- _Provided text_
We celebrated Thanksgiving with my friend from Qing Dao, Li Yan and her son, Jimmy. I mentioned them a couple of times before.
I prepared red wine basted roasted turkey, it was my first time roasting such a huge bird! Usually we’d get smaller bird but since we had company, we got a big one 😀
My table wasn’t the prettiest but hey, the meals were awesome, I promise 😉
The turkey was so huge that I couldn’t lift it up and place it on serving dish, I tried and almost rip the bird apart lol So I had to serve it in the roasting pan lol
Ingredients
20 pounds turkey, remove giblets and the neck from the inside of the turkey
4 onions, quartered (chop or slice is okay as well)
20 garlic cloves, whole
8 celery stalks, roughly slice
6 carrots, roughly slice
4 heaping tbsp dry thyme
4 heaping tbsp dry oregano
enough salt and pepper
a bunch of sage, chop
enough olive oil
2 1/2 cups red wine
1/4 cup red wine for basting
Express Gravy (from drippings)
Drippings
water as needed
1-2 tbsp all purpose flour
1 tsp cornstarch
Directions
Preheat oven to 350 F Place all chopped/sliced vegetables and herbs on the bottom of the roasting pan.

[Dataset excerpts]
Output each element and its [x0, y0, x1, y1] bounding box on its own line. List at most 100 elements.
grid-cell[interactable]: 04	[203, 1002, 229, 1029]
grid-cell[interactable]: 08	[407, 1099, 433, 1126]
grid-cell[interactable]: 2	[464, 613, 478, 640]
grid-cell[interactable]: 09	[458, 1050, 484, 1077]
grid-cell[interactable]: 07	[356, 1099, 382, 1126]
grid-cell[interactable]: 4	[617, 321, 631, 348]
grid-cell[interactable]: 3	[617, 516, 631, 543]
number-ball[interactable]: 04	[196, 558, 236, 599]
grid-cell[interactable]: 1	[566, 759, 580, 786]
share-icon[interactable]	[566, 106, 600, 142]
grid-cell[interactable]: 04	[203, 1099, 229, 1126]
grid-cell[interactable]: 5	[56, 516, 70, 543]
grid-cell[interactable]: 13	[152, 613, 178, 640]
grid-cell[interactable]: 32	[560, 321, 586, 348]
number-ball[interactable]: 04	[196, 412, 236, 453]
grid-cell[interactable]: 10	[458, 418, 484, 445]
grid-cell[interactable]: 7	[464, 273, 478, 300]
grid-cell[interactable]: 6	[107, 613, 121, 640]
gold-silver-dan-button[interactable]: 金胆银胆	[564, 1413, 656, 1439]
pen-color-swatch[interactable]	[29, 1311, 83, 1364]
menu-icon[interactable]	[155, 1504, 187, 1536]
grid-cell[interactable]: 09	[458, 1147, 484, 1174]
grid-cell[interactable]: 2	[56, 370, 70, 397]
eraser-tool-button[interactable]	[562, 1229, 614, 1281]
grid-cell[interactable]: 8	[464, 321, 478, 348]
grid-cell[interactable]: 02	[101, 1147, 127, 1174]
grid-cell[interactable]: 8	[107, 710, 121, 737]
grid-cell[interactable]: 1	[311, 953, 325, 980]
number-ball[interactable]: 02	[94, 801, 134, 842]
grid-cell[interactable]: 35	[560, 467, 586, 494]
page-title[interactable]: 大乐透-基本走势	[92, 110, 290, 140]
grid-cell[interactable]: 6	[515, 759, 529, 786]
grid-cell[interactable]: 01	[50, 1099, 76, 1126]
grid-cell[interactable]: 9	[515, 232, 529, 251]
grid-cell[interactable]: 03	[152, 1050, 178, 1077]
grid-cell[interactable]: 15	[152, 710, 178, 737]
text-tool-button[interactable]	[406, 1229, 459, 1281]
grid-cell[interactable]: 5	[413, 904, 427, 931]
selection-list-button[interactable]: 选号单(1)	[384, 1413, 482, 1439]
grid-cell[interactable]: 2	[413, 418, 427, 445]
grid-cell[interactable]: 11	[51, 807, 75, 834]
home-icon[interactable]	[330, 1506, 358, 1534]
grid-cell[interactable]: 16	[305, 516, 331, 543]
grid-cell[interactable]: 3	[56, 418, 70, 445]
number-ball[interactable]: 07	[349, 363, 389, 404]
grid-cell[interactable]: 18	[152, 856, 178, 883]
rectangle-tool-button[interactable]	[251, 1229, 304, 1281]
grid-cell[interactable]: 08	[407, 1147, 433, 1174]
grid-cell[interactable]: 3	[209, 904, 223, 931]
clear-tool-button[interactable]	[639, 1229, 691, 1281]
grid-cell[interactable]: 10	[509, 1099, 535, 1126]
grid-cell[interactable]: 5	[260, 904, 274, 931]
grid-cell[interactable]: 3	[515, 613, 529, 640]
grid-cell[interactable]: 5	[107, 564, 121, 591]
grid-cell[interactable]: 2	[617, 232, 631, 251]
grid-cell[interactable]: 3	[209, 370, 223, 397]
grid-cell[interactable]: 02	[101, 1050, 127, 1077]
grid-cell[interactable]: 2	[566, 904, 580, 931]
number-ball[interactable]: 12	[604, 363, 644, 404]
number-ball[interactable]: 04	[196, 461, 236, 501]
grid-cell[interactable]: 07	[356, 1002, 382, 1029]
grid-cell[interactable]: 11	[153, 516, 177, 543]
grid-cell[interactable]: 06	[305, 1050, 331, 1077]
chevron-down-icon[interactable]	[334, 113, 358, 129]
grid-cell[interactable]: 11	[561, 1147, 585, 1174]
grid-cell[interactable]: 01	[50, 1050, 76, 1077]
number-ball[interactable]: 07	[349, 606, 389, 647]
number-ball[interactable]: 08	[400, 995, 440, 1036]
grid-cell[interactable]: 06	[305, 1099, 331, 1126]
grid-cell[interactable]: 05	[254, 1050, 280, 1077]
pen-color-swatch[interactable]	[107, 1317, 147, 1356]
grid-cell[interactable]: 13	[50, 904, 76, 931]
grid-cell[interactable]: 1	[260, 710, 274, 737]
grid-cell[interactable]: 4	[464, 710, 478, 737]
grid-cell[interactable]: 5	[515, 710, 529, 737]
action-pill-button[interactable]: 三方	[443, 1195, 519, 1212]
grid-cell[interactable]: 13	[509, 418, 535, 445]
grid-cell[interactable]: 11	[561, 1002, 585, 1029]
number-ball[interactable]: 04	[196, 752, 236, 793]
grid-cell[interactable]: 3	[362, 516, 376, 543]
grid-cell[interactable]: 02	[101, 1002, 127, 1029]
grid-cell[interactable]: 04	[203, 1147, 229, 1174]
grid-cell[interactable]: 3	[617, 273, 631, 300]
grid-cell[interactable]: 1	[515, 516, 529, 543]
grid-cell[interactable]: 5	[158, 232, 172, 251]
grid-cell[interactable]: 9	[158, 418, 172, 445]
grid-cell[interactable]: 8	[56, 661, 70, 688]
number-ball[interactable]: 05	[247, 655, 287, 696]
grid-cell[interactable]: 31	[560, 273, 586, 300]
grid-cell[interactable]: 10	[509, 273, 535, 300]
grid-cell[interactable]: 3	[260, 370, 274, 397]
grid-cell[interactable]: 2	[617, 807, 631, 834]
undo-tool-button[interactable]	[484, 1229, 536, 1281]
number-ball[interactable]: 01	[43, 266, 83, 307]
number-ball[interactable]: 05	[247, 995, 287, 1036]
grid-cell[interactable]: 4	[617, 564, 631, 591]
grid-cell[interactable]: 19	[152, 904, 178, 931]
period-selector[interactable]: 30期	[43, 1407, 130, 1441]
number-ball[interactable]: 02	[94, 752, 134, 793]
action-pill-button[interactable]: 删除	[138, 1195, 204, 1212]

- _Work request A_
In the Thanksgiving turkey post, how much red wine is set aside for basting?
- _Work request B_
Write the next part of the Thanksgiving turkey post, starting after its last sentence.
The material above is separate from the Thanksgiving turkey post.

- _Task output A_
1/4 cup of red wine.

- _Task output B_
Wash clean turkey and pat to dry. Rub olive oil all over the outer body. Rub salt, pepper and chopped sage inside the cavity. Place turkey on the rack.
Roast for 25 minutes then reduce heat to 325 F. Pour 2 1/2 cups wine onto the turkey and vegetables plus herbs. Baste with remaining wine and return turkey into the oven.Every 30 minutes, open lid and baste turkey with remaining wine. Between 3 1/2 – 4 hours, turkey will surely be done; best is if you use the thermometer inserted into the thigh without touching the bone reads 180 F.
Gravy
Place drippings into a pan, heat to boil
Dissolve flour and starch with enough water, then pour into the boiling drippings, stir to thicken.
Happy Thanksgiving Canada!!
Note: If your turkey isn’t too big or when you can, turn turkey breast side down once cooked, for 20 minutes to let the juice run back to the breast. Then turns it back, breast side up, let stand for 15 minutes before carving. The gravy from the drippings don’t need any additional spices or even salt as the taste is already good. However, if you wish to make more gravy with extra water, you might want to adjust the flavor.Â
Red Wine Basted Roasted Turkey
Ingredients
- 20 pounds turkey remove giblets and the neck from the inside of the turkey
- 4 onions quartered (chop or slice is okay as well)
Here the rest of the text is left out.